→ SET TASK
Reproduce the data exactly and drop any pictures it holds.

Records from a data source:
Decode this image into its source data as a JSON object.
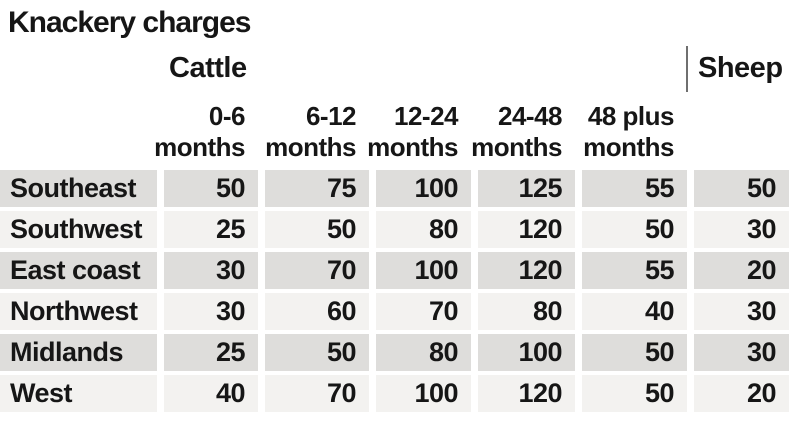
{
  "title": "Knackery charges",
  "groups": {
    "cattle": "Cattle",
    "sheep": "Sheep"
  },
  "columns": [
    {
      "range": "0-6",
      "unit": "months"
    },
    {
      "range": "6-12",
      "unit": "months"
    },
    {
      "range": "12-24",
      "unit": "months"
    },
    {
      "range": "24-48",
      "unit": "months"
    },
    {
      "range": "48 plus",
      "unit": "months"
    }
  ],
  "rows": [
    {
      "label": "Southeast",
      "values": [
        50,
        75,
        100,
        125,
        55
      ],
      "sheep": 50
    },
    {
      "label": "Southwest",
      "values": [
        25,
        50,
        80,
        120,
        50
      ],
      "sheep": 30
    },
    {
      "label": "East coast",
      "values": [
        30,
        70,
        100,
        120,
        55
      ],
      "sheep": 20
    },
    {
      "label": "Northwest",
      "values": [
        30,
        60,
        70,
        80,
        40
      ],
      "sheep": 30
    },
    {
      "label": "Midlands",
      "values": [
        25,
        50,
        80,
        100,
        50
      ],
      "sheep": 30
    },
    {
      "label": "West",
      "values": [
        40,
        70,
        100,
        120,
        50
      ],
      "sheep": 20
    }
  ],
  "colors": {
    "row_shaded": "#dedddb",
    "row_light": "#f3f2f0",
    "text": "#161616",
    "divider": "#6f6f6f",
    "background": "#ffffff"
  },
  "chart_data": {
    "type": "table",
    "title": "Knackery charges",
    "column_groups": [
      {
        "name": "Cattle",
        "columns": [
          "0-6 months",
          "6-12 months",
          "12-24 months",
          "24-48 months",
          "48 plus months"
        ]
      },
      {
        "name": "Sheep",
        "columns": [
          "Sheep"
        ]
      }
    ],
    "categories": [
      "Southeast",
      "Southwest",
      "East coast",
      "Northwest",
      "Midlands",
      "West"
    ],
    "series": [
      {
        "name": "Cattle 0-6 months",
        "values": [
          50,
          25,
          30,
          30,
          25,
          40
        ]
      },
      {
        "name": "Cattle 6-12 months",
        "values": [
          75,
          50,
          70,
          60,
          50,
          70
        ]
      },
      {
        "name": "Cattle 12-24 months",
        "values": [
          100,
          80,
          100,
          70,
          80,
          100
        ]
      },
      {
        "name": "Cattle 24-48 months",
        "values": [
          125,
          120,
          120,
          80,
          100,
          120
        ]
      },
      {
        "name": "Cattle 48 plus months",
        "values": [
          55,
          50,
          55,
          40,
          50,
          50
        ]
      },
      {
        "name": "Sheep",
        "values": [
          50,
          30,
          20,
          30,
          30,
          20
        ]
      }
    ],
    "layout": {
      "row_striping": true,
      "first_row_shaded": true,
      "legend_position": "none",
      "grid": false
    }
  }
}
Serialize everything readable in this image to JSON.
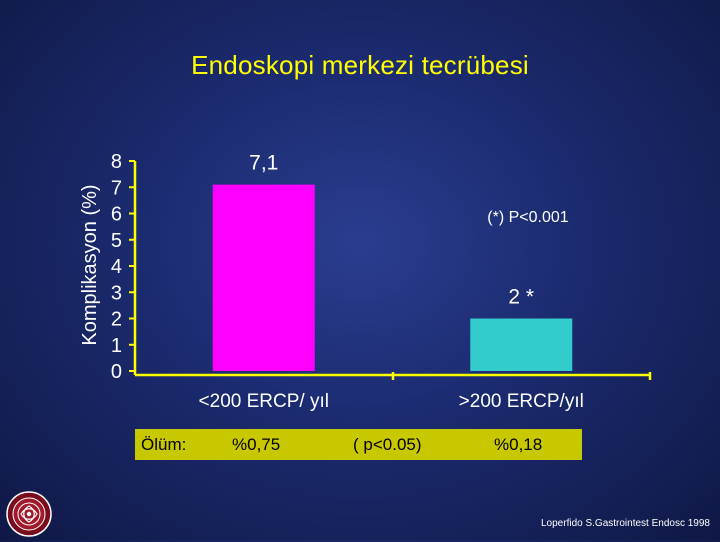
{
  "slide": {
    "title": "Endoskopi merkezi  tecrübesi",
    "citation": "Loperfido S.Gastrointest Endosc 1998"
  },
  "chart_data": {
    "type": "bar",
    "categories": [
      "<200 ERCP/ yıl",
      ">200 ERCP/yıl"
    ],
    "values": [
      7.1,
      2
    ],
    "data_labels": [
      "7,1",
      "2"
    ],
    "significance_marker": "*",
    "annotation": "(*) P<0.001",
    "ylabel": "Komplikasyon (%)",
    "ylim": [
      0,
      8
    ],
    "yticks": [
      0,
      1,
      2,
      3,
      4,
      5,
      6,
      7,
      8
    ],
    "bar_colors": [
      "#ff00ff",
      "#33cccc"
    ],
    "axis_color": "#ffff00",
    "grid": false,
    "legend": "none"
  },
  "mortality": {
    "label": "Ölüm:",
    "group1_value": "%0,75",
    "p_value": "( p<0.05)",
    "group2_value": "%0,18",
    "row_color": "#c8c800"
  },
  "colors": {
    "title": "#ffff00",
    "background": "#1b2a6e",
    "text": "#ffffff"
  },
  "icons": {
    "logo": "university-seal-icon"
  }
}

→ FINISHED EXERCISE
Decode this image into its source data as a JSON object.
{
  "title": "Knackery charges",
  "groups": {
    "cattle": "Cattle",
    "sheep": "Sheep"
  },
  "columns": [
    {
      "range": "0-6",
      "unit": "months"
    },
    {
      "range": "6-12",
      "unit": "months"
    },
    {
      "range": "12-24",
      "unit": "months"
    },
    {
      "range": "24-48",
      "unit": "months"
    },
    {
      "range": "48 plus",
      "unit": "months"
    }
  ],
  "rows": [
    {
      "label": "Southeast",
      "values": [
        50,
        75,
        100,
        125,
        55
      ],
      "sheep": 50
    },
    {
      "label": "Southwest",
      "values": [
        25,
        50,
        80,
        120,
        50
      ],
      "sheep": 30
    },
    {
      "label": "East coast",
      "values": [
        30,
        70,
        100,
        120,
        55
      ],
      "sheep": 20
    },
    {
      "label": "Northwest",
      "values": [
        30,
        60,
        70,
        80,
        40
      ],
      "sheep": 30
    },
    {
      "label": "Midlands",
      "values": [
        25,
        50,
        80,
        100,
        50
      ],
      "sheep": 30
    },
    {
      "label": "West",
      "values": [
        40,
        70,
        100,
        120,
        50
      ],
      "sheep": 20
    }
  ],
  "colors": {
    "row_shaded": "#dedddb",
    "row_light": "#f3f2f0",
    "text": "#161616",
    "divider": "#6f6f6f",
    "background": "#ffffff"
  },
  "chart_data": {
    "type": "table",
    "title": "Knackery charges",
    "column_groups": [
      {
        "name": "Cattle",
        "columns": [
          "0-6 months",
          "6-12 months",
          "12-24 months",
          "24-48 months",
          "48 plus months"
        ]
      },
      {
        "name": "Sheep",
        "columns": [
          "Sheep"
        ]
      }
    ],
    "categories": [
      "Southeast",
      "Southwest",
      "East coast",
      "Northwest",
      "Midlands",
      "West"
    ],
    "series": [
      {
        "name": "Cattle 0-6 months",
        "values": [
          50,
          25,
          30,
          30,
          25,
          40
        ]
      },
      {
        "name": "Cattle 6-12 months",
        "values": [
          75,
          50,
          70,
          60,
          50,
          70
        ]
      },
      {
        "name": "Cattle 12-24 months",
        "values": [
          100,
          80,
          100,
          70,
          80,
          100
        ]
      },
      {
        "name": "Cattle 24-48 months",
        "values": [
          125,
          120,
          120,
          80,
          100,
          120
        ]
      },
      {
        "name": "Cattle 48 plus months",
        "values": [
          55,
          50,
          55,
          40,
          50,
          50
        ]
      },
      {
        "name": "Sheep",
        "values": [
          50,
          30,
          20,
          30,
          30,
          20
        ]
      }
    ],
    "layout": {
      "row_striping": true,
      "first_row_shaded": true,
      "legend_position": "none",
      "grid": false
    }
  }
}
Serialize everything readable in this image to JSON.
{
  "slide": {
    "title": "Endoskopi merkezi  tecrübesi",
    "citation": "Loperfido S.Gastrointest Endosc 1998"
  },
  "chart_data": {
    "type": "bar",
    "categories": [
      "<200 ERCP/ yıl",
      ">200 ERCP/yıl"
    ],
    "values": [
      7.1,
      2
    ],
    "data_labels": [
      "7,1",
      "2"
    ],
    "significance_marker": "*",
    "annotation": "(*) P<0.001",
    "ylabel": "Komplikasyon (%)",
    "ylim": [
      0,
      8
    ],
    "yticks": [
      0,
      1,
      2,
      3,
      4,
      5,
      6,
      7,
      8
    ],
    "bar_colors": [
      "#ff00ff",
      "#33cccc"
    ],
    "axis_color": "#ffff00",
    "grid": false,
    "legend": "none"
  },
  "mortality": {
    "label": "Ölüm:",
    "group1_value": "%0,75",
    "p_value": "( p<0.05)",
    "group2_value": "%0,18",
    "row_color": "#c8c800"
  },
  "colors": {
    "title": "#ffff00",
    "background": "#1b2a6e",
    "text": "#ffffff"
  },
  "icons": {
    "logo": "university-seal-icon"
  }
}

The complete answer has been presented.